■ **EXERCISE INSTRUCTIONS**
Below are the entries; count the lines in them that contain the word "purus" and give only the number.

(Source data)
------------------------------

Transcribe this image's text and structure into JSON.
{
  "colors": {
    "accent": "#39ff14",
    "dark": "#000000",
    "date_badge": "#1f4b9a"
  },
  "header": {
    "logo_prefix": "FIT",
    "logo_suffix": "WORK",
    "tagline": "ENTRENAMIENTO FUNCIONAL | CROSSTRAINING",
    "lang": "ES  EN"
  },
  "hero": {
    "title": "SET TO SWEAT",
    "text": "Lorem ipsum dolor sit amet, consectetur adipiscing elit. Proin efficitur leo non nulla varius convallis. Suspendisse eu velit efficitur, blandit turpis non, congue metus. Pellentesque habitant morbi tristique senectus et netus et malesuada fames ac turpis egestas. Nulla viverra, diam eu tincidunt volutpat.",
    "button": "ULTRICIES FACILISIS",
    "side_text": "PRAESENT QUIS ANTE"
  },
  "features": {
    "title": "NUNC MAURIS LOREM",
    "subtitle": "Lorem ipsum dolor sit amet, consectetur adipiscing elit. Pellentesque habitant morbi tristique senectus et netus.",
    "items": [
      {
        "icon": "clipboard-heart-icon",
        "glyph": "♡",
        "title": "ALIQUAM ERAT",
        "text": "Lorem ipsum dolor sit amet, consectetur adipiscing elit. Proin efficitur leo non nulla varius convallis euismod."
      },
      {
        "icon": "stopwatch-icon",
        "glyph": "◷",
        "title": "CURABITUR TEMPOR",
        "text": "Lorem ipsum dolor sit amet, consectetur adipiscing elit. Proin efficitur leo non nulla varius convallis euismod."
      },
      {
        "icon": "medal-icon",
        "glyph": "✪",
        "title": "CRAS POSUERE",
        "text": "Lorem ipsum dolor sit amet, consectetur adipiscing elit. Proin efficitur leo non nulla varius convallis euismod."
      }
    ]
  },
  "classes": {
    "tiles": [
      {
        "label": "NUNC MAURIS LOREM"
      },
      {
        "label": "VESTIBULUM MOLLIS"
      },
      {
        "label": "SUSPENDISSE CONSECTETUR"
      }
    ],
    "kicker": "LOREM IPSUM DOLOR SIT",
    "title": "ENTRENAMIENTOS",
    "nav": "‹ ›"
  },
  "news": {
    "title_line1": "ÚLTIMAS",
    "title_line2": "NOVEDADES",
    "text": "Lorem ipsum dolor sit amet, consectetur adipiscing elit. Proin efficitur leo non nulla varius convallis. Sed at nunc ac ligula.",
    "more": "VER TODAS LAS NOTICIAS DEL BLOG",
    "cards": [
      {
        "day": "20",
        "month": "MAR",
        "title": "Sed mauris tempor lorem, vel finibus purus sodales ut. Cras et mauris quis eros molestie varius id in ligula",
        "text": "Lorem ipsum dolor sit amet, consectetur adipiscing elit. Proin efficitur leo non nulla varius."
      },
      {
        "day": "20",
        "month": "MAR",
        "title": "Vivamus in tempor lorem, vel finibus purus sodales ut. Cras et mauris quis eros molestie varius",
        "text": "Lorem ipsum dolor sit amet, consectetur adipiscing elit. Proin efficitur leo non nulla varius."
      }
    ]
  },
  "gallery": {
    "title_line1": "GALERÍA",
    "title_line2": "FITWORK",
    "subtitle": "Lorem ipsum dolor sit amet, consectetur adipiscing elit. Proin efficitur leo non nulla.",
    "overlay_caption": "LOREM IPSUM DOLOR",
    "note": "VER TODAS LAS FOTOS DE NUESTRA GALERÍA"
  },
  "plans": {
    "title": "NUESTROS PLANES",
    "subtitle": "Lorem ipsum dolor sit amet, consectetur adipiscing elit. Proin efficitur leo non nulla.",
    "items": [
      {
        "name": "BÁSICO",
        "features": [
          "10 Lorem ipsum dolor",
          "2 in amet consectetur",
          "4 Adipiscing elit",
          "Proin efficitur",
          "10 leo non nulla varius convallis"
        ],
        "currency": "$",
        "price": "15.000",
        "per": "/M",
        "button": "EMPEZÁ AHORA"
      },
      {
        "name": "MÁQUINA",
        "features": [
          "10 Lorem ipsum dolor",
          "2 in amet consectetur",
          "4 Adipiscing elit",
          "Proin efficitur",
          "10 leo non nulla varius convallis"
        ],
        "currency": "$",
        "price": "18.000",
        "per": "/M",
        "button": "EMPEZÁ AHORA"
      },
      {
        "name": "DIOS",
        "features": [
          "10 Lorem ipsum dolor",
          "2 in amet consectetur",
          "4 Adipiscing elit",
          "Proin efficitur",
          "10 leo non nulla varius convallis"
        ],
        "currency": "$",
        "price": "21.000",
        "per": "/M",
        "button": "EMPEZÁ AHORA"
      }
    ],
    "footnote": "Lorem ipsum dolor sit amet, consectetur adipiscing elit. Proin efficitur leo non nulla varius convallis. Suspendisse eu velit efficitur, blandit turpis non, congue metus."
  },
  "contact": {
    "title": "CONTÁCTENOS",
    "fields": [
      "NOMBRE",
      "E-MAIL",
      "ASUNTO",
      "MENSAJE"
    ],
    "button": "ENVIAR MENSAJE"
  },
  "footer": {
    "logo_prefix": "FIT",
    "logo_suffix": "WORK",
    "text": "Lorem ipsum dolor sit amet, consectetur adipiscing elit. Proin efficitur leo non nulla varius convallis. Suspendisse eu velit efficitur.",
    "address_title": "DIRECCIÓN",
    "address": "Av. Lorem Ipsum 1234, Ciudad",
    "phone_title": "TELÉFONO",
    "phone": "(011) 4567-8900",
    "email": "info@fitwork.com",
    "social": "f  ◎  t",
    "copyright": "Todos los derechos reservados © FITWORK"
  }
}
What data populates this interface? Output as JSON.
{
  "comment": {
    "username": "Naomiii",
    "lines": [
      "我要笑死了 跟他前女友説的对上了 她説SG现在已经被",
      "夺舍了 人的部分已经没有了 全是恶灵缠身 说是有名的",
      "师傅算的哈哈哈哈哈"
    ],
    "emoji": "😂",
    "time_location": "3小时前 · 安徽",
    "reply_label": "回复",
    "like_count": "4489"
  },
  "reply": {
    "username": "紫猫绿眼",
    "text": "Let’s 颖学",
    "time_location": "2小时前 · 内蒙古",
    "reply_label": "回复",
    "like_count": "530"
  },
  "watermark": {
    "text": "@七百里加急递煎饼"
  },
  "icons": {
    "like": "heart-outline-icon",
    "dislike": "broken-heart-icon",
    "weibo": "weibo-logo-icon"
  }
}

------------------------------

■ **TASK SOLUTION**
2